--- Requirement ---
Transcribe every entry below word for word, but skip the pictures.

Stored records
####################
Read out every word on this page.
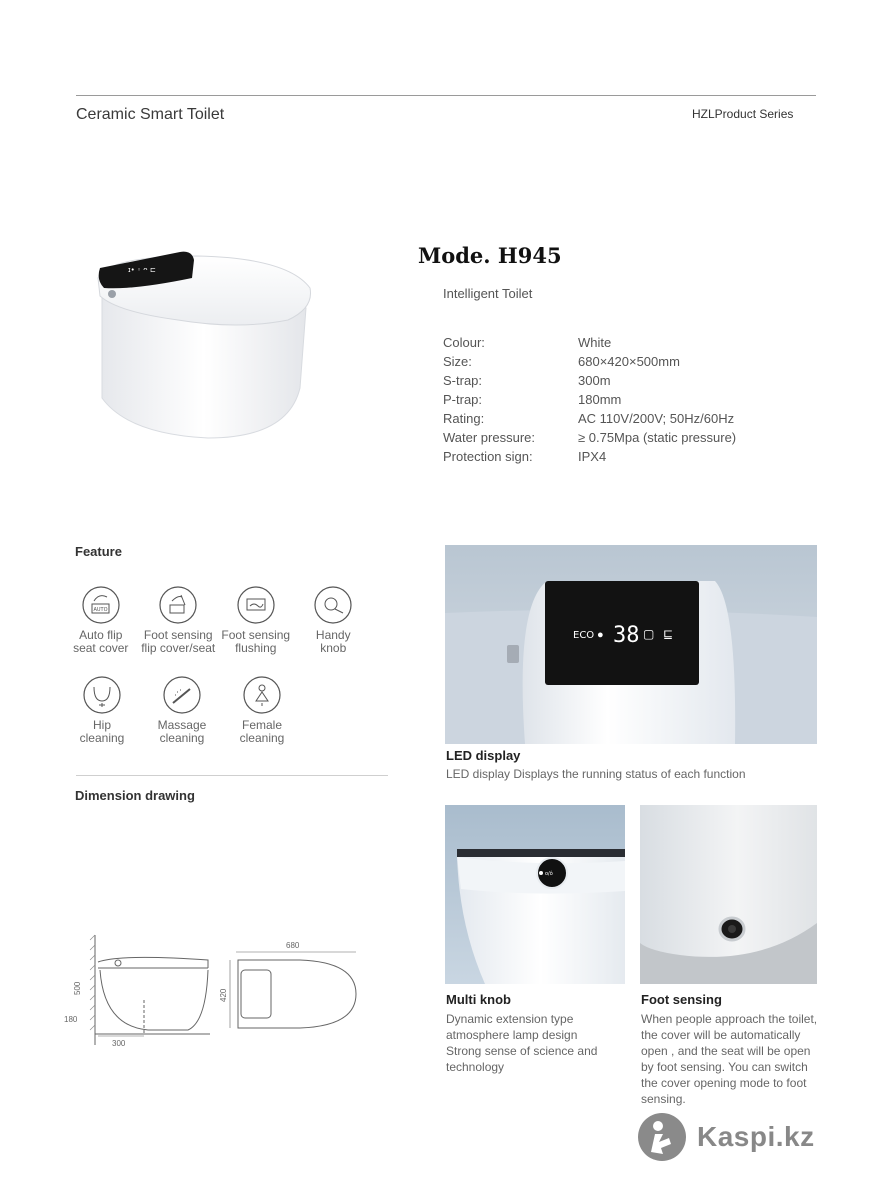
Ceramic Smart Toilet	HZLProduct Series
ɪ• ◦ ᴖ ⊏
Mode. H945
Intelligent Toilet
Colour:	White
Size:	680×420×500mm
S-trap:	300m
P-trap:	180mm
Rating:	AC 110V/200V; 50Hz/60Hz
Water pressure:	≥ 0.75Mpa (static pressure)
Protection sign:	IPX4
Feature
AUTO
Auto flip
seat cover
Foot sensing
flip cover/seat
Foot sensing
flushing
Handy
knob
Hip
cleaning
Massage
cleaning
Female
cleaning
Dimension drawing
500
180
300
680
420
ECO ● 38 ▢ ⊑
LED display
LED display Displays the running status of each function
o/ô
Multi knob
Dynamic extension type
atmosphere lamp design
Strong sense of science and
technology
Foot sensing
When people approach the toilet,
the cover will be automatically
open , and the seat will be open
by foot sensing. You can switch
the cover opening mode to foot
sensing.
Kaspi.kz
####################
--- Task answer ---
Read out every word on this page.
Ceramic Smart Toilet	HZLProduct Series
ɪ• ◦ ᴖ ⊏
Mode. H945
Intelligent Toilet
Colour:	White
Size:	680×420×500mm
S-trap:	300m
P-trap:	180mm
Rating:	AC 110V/200V; 50Hz/60Hz
Water pressure:	≥ 0.75Mpa (static pressure)
Protection sign:	IPX4
Feature
AUTO
Auto flip
seat cover
Foot sensing
flip cover/seat
Foot sensing
flushing
Handy
knob
Hip
cleaning
Massage
cleaning
Female
cleaning
Dimension drawing
500
180
300
680
420
ECO ● 38 ▢ ⊑
LED display
LED display Displays the running status of each function
o/ô
Multi knob
Dynamic extension type
atmosphere lamp design
Strong sense of science and
technology
Foot sensing
When people approach the toilet,
the cover will be automatically
open , and the seat will be open
by foot sensing. You can switch
the cover opening mode to foot
sensing.
Kaspi.kz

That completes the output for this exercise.